* Start Material provided *
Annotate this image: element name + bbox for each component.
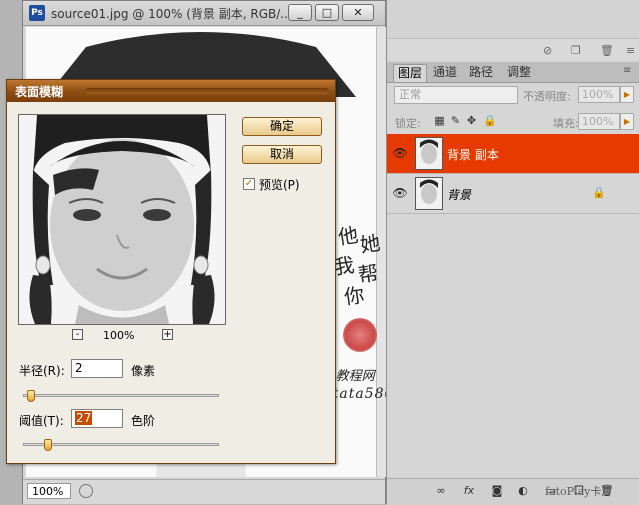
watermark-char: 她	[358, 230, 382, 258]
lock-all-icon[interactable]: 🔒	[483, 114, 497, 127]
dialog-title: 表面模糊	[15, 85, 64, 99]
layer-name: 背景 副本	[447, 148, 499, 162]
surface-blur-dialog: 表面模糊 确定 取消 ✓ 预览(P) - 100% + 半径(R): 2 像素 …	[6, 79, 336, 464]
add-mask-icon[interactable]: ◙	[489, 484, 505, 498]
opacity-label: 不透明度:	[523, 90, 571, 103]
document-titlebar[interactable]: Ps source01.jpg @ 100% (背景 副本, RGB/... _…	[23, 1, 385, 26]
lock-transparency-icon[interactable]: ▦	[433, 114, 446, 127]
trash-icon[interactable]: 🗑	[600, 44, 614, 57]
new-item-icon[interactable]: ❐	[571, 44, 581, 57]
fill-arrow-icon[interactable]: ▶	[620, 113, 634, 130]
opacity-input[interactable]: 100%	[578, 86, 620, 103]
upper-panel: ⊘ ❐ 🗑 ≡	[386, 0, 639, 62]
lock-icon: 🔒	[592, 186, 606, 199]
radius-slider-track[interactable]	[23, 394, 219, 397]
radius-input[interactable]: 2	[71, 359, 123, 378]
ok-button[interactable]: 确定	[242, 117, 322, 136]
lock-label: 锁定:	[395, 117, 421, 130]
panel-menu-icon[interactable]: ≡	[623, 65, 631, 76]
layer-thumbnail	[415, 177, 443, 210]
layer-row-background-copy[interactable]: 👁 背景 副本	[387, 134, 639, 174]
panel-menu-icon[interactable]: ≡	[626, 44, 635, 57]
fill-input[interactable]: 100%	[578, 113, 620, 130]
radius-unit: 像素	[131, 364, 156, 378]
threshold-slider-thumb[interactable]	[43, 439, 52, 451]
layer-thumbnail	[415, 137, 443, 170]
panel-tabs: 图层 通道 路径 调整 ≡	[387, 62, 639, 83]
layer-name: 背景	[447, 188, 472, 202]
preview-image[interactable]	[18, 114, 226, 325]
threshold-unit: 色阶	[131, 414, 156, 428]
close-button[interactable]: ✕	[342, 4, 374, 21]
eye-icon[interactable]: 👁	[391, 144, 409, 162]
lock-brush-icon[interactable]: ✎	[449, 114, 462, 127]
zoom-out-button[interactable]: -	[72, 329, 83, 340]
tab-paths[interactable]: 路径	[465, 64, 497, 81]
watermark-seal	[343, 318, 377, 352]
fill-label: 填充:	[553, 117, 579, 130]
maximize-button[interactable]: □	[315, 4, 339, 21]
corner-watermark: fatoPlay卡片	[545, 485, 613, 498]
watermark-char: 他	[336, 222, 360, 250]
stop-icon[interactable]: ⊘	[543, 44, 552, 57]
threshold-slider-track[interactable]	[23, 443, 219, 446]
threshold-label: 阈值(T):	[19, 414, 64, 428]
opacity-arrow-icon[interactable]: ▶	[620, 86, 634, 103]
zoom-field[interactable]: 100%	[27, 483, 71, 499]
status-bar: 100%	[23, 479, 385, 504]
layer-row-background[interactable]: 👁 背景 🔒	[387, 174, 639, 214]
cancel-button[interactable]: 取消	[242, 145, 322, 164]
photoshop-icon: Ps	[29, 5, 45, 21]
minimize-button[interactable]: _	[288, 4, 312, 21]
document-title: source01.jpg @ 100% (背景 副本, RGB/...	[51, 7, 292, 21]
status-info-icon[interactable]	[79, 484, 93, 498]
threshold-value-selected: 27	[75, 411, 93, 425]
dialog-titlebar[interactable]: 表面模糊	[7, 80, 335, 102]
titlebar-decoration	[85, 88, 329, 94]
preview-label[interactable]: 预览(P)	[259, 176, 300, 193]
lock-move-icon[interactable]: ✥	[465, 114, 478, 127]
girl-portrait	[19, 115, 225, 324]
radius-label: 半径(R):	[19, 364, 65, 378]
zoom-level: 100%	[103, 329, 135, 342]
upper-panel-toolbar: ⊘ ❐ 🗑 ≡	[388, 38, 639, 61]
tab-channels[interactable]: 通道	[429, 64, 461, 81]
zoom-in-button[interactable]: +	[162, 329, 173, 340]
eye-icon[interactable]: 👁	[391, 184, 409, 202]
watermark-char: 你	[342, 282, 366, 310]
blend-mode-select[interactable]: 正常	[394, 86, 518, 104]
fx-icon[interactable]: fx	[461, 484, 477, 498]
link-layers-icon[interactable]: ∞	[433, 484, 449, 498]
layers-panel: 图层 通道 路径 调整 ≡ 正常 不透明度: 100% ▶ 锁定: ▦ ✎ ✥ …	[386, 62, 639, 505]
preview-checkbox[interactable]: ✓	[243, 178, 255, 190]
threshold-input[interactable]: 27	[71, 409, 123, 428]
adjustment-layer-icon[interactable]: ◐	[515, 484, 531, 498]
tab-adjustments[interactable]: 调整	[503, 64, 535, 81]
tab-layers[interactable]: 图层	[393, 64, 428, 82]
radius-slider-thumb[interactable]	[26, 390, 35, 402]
* End Material provided *
* Start Material provided *
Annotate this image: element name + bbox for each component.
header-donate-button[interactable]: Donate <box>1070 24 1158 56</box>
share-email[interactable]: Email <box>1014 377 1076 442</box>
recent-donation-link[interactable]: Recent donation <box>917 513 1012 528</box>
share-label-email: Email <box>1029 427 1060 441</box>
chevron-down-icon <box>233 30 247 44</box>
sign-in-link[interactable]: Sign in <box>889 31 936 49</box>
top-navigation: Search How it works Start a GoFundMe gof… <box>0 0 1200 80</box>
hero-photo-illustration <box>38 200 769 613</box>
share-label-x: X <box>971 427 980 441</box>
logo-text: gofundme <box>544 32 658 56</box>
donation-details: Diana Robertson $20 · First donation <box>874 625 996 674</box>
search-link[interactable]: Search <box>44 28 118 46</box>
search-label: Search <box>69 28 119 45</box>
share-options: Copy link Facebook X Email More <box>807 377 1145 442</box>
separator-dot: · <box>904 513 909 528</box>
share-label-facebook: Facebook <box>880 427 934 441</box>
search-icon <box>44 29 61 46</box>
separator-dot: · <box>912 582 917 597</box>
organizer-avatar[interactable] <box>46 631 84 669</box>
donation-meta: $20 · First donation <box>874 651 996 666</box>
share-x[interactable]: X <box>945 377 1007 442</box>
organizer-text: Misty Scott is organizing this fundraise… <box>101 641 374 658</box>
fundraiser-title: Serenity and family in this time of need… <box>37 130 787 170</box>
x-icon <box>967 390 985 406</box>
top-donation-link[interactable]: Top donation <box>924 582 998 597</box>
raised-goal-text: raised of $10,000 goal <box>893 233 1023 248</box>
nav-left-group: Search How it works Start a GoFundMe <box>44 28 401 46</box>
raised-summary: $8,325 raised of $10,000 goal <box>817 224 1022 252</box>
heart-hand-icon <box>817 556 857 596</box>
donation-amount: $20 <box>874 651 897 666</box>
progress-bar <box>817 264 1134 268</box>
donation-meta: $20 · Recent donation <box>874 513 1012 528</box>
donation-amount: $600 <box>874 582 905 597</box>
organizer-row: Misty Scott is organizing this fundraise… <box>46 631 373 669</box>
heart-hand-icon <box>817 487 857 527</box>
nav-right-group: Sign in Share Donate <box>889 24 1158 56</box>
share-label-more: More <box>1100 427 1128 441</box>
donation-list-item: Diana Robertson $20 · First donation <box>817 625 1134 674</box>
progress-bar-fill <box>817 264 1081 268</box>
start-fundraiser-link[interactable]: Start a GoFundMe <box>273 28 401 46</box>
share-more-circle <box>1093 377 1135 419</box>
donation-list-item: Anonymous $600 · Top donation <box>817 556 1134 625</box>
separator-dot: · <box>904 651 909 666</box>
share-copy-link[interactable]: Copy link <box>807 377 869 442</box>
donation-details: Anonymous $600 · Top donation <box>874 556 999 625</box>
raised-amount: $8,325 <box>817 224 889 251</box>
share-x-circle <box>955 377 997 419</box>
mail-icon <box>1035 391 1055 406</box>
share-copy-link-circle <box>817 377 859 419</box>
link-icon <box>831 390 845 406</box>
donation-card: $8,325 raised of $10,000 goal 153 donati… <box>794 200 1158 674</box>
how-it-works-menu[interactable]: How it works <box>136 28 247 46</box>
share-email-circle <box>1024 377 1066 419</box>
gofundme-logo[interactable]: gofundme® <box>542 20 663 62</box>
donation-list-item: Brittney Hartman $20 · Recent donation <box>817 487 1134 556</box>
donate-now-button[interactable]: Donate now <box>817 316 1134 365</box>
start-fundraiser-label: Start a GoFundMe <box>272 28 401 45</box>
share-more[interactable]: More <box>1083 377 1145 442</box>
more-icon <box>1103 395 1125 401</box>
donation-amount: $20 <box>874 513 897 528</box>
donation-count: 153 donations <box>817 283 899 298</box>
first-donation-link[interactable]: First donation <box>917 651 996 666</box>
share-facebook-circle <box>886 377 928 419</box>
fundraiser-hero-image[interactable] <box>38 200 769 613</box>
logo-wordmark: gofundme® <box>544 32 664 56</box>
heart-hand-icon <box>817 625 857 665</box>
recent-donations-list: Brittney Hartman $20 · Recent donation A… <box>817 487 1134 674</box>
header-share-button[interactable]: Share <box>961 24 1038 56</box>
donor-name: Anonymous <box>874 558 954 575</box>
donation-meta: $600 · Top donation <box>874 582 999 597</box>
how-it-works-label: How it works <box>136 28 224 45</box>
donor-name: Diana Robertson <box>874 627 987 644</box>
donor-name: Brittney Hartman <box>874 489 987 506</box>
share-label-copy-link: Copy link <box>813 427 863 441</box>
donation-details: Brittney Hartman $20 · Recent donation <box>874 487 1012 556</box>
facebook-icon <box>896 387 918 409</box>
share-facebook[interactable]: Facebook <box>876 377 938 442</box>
* End Material provided *
— Task description —
Rewrite the rows starting at the one containing "230, 382, 258]" and ending at the one containing "484, 505, 498]", renaming "layer-name" to "layer-title" and leaving everything else unchanged. Return only those rows.

— Task solution —
watermark-char: 她	[358, 230, 382, 258]
lock-all-icon[interactable]: 🔒	[483, 114, 497, 127]
dialog-title: 表面模糊	[15, 85, 64, 99]
layer-title: 背景 副本	[447, 148, 499, 162]
surface-blur-dialog: 表面模糊 确定 取消 ✓ 预览(P) - 100% + 半径(R): 2 像素 …	[6, 79, 336, 464]
add-mask-icon[interactable]: ◙	[489, 484, 505, 498]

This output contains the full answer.